YOUR TASK:
Scan the data below and pick out the lines containing the word "Домоволодіння".

DATA SECTION:
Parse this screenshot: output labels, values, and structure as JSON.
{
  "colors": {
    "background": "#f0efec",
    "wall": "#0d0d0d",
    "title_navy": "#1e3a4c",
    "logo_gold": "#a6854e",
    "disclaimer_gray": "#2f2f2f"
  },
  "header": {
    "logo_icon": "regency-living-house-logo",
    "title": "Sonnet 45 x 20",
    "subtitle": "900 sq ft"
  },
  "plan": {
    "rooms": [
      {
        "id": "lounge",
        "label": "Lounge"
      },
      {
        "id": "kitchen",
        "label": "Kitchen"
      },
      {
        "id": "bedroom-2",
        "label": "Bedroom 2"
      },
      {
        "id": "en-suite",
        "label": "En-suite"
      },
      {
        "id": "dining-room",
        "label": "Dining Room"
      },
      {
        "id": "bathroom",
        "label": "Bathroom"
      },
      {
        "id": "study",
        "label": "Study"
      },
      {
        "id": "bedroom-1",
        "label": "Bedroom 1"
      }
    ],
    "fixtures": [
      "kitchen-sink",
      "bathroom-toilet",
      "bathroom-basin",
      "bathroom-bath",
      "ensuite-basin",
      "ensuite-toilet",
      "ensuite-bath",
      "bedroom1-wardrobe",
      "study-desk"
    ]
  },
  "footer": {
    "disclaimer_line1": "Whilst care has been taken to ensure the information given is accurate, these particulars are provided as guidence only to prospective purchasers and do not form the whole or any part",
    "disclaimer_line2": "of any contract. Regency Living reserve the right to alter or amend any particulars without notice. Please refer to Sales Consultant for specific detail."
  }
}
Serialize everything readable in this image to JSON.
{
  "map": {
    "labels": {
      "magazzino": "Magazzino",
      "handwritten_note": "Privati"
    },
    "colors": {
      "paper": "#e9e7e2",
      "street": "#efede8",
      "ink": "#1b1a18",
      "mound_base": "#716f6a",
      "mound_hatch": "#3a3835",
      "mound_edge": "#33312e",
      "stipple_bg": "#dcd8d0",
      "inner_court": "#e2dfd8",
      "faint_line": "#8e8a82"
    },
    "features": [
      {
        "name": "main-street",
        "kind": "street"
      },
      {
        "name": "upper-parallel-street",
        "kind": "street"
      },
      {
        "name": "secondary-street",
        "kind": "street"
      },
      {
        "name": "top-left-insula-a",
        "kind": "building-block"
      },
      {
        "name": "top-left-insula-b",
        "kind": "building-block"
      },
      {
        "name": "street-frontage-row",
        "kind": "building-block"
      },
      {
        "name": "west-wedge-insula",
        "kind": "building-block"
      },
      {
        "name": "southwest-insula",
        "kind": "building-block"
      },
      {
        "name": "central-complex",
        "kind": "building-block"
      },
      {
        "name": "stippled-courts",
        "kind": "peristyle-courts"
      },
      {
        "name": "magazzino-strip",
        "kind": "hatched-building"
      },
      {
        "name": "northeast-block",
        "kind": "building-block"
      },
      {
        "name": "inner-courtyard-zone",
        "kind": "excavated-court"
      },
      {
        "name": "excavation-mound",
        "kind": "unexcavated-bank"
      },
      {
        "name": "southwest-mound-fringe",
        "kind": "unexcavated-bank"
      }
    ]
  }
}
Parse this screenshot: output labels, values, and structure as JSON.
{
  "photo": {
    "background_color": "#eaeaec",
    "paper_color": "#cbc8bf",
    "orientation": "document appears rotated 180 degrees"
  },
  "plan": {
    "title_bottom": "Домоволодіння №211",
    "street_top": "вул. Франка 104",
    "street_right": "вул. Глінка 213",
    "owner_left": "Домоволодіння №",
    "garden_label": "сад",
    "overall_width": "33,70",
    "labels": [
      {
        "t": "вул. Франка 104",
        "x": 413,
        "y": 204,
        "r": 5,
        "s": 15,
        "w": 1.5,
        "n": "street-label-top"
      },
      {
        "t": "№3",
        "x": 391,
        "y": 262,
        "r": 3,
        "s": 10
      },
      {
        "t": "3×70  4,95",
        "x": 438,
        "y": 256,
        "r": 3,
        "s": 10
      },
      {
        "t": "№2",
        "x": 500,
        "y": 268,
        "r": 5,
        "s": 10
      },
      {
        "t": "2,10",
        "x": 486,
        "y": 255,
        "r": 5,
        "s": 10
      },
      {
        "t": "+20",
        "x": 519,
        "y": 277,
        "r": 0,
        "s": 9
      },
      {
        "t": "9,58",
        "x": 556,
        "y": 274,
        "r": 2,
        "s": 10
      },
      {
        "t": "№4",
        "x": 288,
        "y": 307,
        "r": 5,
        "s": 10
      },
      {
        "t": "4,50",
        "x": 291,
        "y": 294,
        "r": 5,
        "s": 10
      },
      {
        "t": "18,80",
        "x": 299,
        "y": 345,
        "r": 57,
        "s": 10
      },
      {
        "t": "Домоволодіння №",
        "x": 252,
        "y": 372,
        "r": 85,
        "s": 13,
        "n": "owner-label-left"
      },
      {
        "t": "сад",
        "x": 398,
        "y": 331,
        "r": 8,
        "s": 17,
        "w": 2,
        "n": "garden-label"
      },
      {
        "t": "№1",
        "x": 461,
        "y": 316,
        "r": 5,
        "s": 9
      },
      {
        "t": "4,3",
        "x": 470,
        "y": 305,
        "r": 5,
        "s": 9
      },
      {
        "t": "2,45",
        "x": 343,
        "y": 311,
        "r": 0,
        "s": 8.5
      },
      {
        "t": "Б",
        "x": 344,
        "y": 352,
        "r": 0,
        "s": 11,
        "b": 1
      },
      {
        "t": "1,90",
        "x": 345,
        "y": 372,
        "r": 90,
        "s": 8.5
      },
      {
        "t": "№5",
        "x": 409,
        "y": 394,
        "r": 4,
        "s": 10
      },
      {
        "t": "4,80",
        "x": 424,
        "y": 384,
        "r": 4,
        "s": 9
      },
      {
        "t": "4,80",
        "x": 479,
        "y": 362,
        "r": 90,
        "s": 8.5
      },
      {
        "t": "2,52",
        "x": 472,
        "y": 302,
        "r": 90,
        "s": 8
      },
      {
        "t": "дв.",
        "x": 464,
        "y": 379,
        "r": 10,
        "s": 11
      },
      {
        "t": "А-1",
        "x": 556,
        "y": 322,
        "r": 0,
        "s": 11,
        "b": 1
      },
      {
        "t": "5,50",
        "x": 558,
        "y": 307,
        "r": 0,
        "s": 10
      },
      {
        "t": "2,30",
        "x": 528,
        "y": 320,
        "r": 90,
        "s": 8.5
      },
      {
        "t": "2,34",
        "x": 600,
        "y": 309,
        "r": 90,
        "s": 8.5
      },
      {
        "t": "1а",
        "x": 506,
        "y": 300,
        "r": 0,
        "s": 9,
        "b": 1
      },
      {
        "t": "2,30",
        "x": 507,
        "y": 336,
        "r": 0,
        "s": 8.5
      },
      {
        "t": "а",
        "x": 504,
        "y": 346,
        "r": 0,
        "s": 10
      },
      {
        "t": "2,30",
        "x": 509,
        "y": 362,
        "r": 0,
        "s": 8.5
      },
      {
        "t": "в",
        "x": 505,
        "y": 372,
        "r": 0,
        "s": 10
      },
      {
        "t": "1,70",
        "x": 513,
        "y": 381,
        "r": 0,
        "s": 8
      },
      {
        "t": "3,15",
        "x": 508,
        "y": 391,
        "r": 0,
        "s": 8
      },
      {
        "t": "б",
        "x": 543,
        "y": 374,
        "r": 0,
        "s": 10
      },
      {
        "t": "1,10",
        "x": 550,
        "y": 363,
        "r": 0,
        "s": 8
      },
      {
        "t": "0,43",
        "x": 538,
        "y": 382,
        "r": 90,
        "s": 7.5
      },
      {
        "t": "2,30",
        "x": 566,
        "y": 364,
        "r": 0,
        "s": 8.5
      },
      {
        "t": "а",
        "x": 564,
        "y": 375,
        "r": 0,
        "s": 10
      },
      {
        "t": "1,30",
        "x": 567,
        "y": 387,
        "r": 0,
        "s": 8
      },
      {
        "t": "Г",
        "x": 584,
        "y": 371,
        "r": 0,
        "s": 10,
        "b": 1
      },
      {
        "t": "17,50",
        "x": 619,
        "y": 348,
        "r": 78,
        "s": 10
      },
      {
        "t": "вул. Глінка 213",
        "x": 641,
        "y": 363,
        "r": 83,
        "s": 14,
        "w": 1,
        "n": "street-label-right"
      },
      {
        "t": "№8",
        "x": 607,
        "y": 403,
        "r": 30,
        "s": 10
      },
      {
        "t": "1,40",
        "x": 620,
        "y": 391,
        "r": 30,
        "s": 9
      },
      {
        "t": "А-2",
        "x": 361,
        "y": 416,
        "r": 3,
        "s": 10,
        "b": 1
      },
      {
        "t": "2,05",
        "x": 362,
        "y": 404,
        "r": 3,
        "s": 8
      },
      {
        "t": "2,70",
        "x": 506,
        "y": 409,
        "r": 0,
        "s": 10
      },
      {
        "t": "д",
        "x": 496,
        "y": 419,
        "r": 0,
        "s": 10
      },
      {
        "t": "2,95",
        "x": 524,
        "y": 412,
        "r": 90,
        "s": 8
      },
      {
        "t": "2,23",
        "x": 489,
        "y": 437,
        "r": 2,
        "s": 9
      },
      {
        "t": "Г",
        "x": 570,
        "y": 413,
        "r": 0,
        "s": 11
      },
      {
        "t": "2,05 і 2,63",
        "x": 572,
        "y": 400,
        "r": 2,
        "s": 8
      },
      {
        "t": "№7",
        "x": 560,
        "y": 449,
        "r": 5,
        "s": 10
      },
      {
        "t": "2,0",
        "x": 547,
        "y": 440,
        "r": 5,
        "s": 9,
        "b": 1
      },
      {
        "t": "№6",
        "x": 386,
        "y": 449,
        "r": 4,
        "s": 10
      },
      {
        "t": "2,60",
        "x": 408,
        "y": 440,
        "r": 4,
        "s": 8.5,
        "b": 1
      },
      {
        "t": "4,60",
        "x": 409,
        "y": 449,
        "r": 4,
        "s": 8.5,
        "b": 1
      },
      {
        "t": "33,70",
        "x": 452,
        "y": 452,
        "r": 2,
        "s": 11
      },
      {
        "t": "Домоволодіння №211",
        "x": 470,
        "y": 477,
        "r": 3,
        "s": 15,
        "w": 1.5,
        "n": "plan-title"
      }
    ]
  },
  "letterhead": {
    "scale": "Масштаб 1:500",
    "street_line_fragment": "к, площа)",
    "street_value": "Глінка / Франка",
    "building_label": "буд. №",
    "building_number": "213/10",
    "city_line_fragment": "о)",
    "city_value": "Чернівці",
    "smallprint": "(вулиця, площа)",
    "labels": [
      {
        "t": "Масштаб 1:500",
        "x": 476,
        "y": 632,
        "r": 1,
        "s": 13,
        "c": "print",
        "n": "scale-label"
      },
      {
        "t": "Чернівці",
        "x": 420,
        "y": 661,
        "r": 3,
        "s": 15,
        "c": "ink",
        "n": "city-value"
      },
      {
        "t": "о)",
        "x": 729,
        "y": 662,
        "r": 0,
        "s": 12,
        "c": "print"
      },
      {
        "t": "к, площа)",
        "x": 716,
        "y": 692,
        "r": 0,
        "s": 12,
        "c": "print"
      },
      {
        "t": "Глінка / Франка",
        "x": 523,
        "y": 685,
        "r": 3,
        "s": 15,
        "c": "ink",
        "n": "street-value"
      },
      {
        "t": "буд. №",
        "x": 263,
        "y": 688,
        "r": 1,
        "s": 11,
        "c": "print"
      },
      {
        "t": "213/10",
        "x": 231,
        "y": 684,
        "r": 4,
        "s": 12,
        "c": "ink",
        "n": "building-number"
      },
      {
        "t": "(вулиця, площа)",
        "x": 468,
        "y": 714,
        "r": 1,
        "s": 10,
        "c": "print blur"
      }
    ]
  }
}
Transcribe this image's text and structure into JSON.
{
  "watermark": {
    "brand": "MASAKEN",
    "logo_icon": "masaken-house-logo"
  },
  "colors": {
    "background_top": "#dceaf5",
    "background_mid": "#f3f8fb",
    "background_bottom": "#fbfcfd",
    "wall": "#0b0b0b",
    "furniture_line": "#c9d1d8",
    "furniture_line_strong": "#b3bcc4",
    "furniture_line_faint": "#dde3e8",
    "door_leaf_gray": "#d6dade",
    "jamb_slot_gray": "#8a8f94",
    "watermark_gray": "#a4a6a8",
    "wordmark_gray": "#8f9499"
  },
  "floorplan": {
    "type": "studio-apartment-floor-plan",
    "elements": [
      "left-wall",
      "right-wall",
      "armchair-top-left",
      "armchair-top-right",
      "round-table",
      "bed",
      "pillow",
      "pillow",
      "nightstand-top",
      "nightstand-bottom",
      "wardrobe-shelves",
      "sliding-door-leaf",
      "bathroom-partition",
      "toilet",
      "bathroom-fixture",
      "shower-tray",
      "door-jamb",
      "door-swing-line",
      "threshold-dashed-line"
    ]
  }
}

ANSWER TO THE PROBLEM:
    "title_bottom": "Домоволодіння №211",
    "owner_left": "Домоволодіння №",
        "t": "Домоволодіння №",
        "t": "Домоволодіння №211",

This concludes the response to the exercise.